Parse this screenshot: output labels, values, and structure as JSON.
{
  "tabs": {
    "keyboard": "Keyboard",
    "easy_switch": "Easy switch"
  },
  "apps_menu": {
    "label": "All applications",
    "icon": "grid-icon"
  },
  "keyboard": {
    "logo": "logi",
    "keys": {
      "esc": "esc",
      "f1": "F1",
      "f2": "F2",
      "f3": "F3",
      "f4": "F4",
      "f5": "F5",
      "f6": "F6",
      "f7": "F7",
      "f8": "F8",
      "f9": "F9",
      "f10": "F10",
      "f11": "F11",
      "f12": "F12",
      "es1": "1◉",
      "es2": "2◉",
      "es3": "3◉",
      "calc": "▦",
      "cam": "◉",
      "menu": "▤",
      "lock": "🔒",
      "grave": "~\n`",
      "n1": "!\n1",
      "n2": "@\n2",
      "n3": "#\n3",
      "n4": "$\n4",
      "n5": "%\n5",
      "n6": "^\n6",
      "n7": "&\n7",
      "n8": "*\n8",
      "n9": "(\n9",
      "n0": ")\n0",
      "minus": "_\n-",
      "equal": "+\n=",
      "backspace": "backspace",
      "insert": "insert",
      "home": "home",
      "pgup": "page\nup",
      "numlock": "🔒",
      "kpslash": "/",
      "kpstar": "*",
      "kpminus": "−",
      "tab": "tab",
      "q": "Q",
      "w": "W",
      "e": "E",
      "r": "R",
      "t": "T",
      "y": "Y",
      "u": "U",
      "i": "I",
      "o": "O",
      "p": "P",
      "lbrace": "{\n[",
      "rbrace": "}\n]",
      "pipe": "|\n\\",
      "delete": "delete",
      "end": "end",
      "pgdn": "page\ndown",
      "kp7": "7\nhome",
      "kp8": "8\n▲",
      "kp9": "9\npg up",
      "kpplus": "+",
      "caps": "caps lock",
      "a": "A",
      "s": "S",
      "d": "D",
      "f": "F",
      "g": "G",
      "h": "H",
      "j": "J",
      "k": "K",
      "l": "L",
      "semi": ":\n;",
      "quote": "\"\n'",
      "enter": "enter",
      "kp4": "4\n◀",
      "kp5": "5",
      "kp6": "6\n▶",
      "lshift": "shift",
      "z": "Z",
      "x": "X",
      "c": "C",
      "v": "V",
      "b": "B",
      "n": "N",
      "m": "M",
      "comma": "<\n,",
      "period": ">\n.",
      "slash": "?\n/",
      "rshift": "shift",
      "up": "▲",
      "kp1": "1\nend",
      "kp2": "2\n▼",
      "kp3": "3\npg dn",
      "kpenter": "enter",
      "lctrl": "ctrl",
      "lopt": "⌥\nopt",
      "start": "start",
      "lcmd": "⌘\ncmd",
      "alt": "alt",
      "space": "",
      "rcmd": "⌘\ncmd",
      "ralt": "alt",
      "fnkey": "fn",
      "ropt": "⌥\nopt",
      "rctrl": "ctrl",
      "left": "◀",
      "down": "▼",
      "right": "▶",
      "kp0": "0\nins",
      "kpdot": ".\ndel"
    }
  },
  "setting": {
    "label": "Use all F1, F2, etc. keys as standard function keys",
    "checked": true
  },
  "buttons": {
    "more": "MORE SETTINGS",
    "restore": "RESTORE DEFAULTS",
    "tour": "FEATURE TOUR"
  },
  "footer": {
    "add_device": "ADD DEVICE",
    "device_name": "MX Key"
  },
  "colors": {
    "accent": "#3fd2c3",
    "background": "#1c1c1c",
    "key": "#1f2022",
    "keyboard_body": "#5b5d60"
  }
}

= = =

:: What to produce ::
Quote the whole listing above, leaving nothing out.

:: Task output ::
Parse this screenshot: output labels, values, and structure as JSON.
{
  "tabs": {
    "keyboard": "Keyboard",
    "easy_switch": "Easy switch"
  },
  "apps_menu": {
    "label": "All applications",
    "icon": "grid-icon"
  },
  "keyboard": {
    "logo": "logi",
    "keys": {
      "esc": "esc",
      "f1": "F1",
      "f2": "F2",
      "f3": "F3",
      "f4": "F4",
      "f5": "F5",
      "f6": "F6",
      "f7": "F7",
      "f8": "F8",
      "f9": "F9",
      "f10": "F10",
      "f11": "F11",
      "f12": "F12",
      "es1": "1◉",
      "es2": "2◉",
      "es3": "3◉",
      "calc": "▦",
      "cam": "◉",
      "menu": "▤",
      "lock": "🔒",
      "grave": "~\n`",
      "n1": "!\n1",
      "n2": "@\n2",
      "n3": "#\n3",
      "n4": "$\n4",
      "n5": "%\n5",
      "n6": "^\n6",
      "n7": "&\n7",
      "n8": "*\n8",
      "n9": "(\n9",
      "n0": ")\n0",
      "minus": "_\n-",
      "equal": "+\n=",
      "backspace": "backspace",
      "insert": "insert",
      "home": "home",
      "pgup": "page\nup",
      "numlock": "🔒",
      "kpslash": "/",
      "kpstar": "*",
      "kpminus": "−",
      "tab": "tab",
      "q": "Q",
      "w": "W",
      "e": "E",
      "r": "R",
      "t": "T",
      "y": "Y",
      "u": "U",
      "i": "I",
      "o": "O",
      "p": "P",
      "lbrace": "{\n[",
      "rbrace": "}\n]",
      "pipe": "|\n\\",
      "delete": "delete",
      "end": "end",
      "pgdn": "page\ndown",
      "kp7": "7\nhome",
      "kp8": "8\n▲",
      "kp9": "9\npg up",
      "kpplus": "+",
      "caps": "caps lock",
      "a": "A",
      "s": "S",
      "d": "D",
      "f": "F",
      "g": "G",
      "h": "H",
      "j": "J",
      "k": "K",
      "l": "L",
      "semi": ":\n;",
      "quote": "\"\n'",
      "enter": "enter",
      "kp4": "4\n◀",
      "kp5": "5",
      "kp6": "6\n▶",
      "lshift": "shift",
      "z": "Z",
      "x": "X",
      "c": "C",
      "v": "V",
      "b": "B",
      "n": "N",
      "m": "M",
      "comma": "<\n,",
      "period": ">\n.",
      "slash": "?\n/",
      "rshift": "shift",
      "up": "▲",
      "kp1": "1\nend",
      "kp2": "2\n▼",
      "kp3": "3\npg dn",
      "kpenter": "enter",
      "lctrl": "ctrl",
      "lopt": "⌥\nopt",
      "start": "start",
      "lcmd": "⌘\ncmd",
      "alt": "alt",
      "space": "",
      "rcmd": "⌘\ncmd",
      "ralt": "alt",
      "fnkey": "fn",
      "ropt": "⌥\nopt",
      "rctrl": "ctrl",
      "left": "◀",
      "down": "▼",
      "right": "▶",
      "kp0": "0\nins",
      "kpdot": ".\ndel"
    }
  },
  "setting": {
    "label": "Use all F1, F2, etc. keys as standard function keys",
    "checked": true
  },
  "buttons": {
    "more": "MORE SETTINGS",
    "restore": "RESTORE DEFAULTS",
    "tour": "FEATURE TOUR"
  },
  "footer": {
    "add_device": "ADD DEVICE",
    "device_name": "MX Key"
  },
  "colors": {
    "accent": "#3fd2c3",
    "background": "#1c1c1c",
    "key": "#1f2022",
    "keyboard_body": "#5b5d60"
  }
}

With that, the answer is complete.